» EXTRACTED RECORDS:
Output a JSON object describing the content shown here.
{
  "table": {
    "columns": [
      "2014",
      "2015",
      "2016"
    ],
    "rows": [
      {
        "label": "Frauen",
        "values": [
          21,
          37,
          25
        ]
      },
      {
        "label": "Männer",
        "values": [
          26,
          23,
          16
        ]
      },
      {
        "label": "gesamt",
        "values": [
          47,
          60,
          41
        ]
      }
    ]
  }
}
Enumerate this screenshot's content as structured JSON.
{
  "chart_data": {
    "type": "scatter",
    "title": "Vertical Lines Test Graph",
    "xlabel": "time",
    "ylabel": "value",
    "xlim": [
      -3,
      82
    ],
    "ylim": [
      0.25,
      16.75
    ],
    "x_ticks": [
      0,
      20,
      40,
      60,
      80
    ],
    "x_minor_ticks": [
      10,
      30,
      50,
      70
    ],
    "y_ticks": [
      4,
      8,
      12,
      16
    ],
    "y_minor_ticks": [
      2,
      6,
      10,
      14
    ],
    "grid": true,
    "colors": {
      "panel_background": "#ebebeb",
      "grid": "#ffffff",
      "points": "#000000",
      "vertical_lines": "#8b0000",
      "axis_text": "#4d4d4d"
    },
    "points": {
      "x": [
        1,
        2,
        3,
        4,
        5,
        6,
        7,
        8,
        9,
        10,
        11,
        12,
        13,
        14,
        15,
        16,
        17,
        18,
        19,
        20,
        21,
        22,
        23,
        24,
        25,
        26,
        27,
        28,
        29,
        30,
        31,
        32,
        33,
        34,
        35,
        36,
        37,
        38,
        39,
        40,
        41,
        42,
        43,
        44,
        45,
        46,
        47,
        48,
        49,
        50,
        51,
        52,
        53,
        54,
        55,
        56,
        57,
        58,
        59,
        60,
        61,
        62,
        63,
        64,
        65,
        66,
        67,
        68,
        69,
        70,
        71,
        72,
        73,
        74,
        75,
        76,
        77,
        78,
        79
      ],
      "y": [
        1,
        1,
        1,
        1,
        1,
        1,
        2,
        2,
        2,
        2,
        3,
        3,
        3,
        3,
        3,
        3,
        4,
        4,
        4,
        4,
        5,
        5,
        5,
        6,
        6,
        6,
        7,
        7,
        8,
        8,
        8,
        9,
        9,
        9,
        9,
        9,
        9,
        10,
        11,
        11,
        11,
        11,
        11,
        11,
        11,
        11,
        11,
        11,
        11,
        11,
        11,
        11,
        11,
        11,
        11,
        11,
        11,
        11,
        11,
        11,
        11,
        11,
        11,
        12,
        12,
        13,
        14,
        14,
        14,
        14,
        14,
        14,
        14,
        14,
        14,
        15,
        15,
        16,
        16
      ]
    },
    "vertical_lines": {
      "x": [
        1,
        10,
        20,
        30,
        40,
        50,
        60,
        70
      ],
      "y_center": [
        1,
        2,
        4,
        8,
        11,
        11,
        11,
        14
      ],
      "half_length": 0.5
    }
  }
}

» AIM: Reproduce each entry word for word.

» EXERCISE RESPONSE:
Output a JSON object describing the content shown here.
{
  "table": {
    "columns": [
      "2014",
      "2015",
      "2016"
    ],
    "rows": [
      {
        "label": "Frauen",
        "values": [
          21,
          37,
          25
        ]
      },
      {
        "label": "Männer",
        "values": [
          26,
          23,
          16
        ]
      },
      {
        "label": "gesamt",
        "values": [
          47,
          60,
          41
        ]
      }
    ]
  }
}
Enumerate this screenshot's content as structured JSON.
{
  "chart_data": {
    "type": "scatter",
    "title": "Vertical Lines Test Graph",
    "xlabel": "time",
    "ylabel": "value",
    "xlim": [
      -3,
      82
    ],
    "ylim": [
      0.25,
      16.75
    ],
    "x_ticks": [
      0,
      20,
      40,
      60,
      80
    ],
    "x_minor_ticks": [
      10,
      30,
      50,
      70
    ],
    "y_ticks": [
      4,
      8,
      12,
      16
    ],
    "y_minor_ticks": [
      2,
      6,
      10,
      14
    ],
    "grid": true,
    "colors": {
      "panel_background": "#ebebeb",
      "grid": "#ffffff",
      "points": "#000000",
      "vertical_lines": "#8b0000",
      "axis_text": "#4d4d4d"
    },
    "points": {
      "x": [
        1,
        2,
        3,
        4,
        5,
        6,
        7,
        8,
        9,
        10,
        11,
        12,
        13,
        14,
        15,
        16,
        17,
        18,
        19,
        20,
        21,
        22,
        23,
        24,
        25,
        26,
        27,
        28,
        29,
        30,
        31,
        32,
        33,
        34,
        35,
        36,
        37,
        38,
        39,
        40,
        41,
        42,
        43,
        44,
        45,
        46,
        47,
        48,
        49,
        50,
        51,
        52,
        53,
        54,
        55,
        56,
        57,
        58,
        59,
        60,
        61,
        62,
        63,
        64,
        65,
        66,
        67,
        68,
        69,
        70,
        71,
        72,
        73,
        74,
        75,
        76,
        77,
        78,
        79
      ],
      "y": [
        1,
        1,
        1,
        1,
        1,
        1,
        2,
        2,
        2,
        2,
        3,
        3,
        3,
        3,
        3,
        3,
        4,
        4,
        4,
        4,
        5,
        5,
        5,
        6,
        6,
        6,
        7,
        7,
        8,
        8,
        8,
        9,
        9,
        9,
        9,
        9,
        9,
        10,
        11,
        11,
        11,
        11,
        11,
        11,
        11,
        11,
        11,
        11,
        11,
        11,
        11,
        11,
        11,
        11,
        11,
        11,
        11,
        11,
        11,
        11,
        11,
        11,
        11,
        12,
        12,
        13,
        14,
        14,
        14,
        14,
        14,
        14,
        14,
        14,
        14,
        15,
        15,
        16,
        16
      ]
    },
    "vertical_lines": {
      "x": [
        1,
        10,
        20,
        30,
        40,
        50,
        60,
        70
      ],
      "y_center": [
        1,
        2,
        4,
        8,
        11,
        11,
        11,
        14
      ],
      "half_length": 0.5
    }
  }
}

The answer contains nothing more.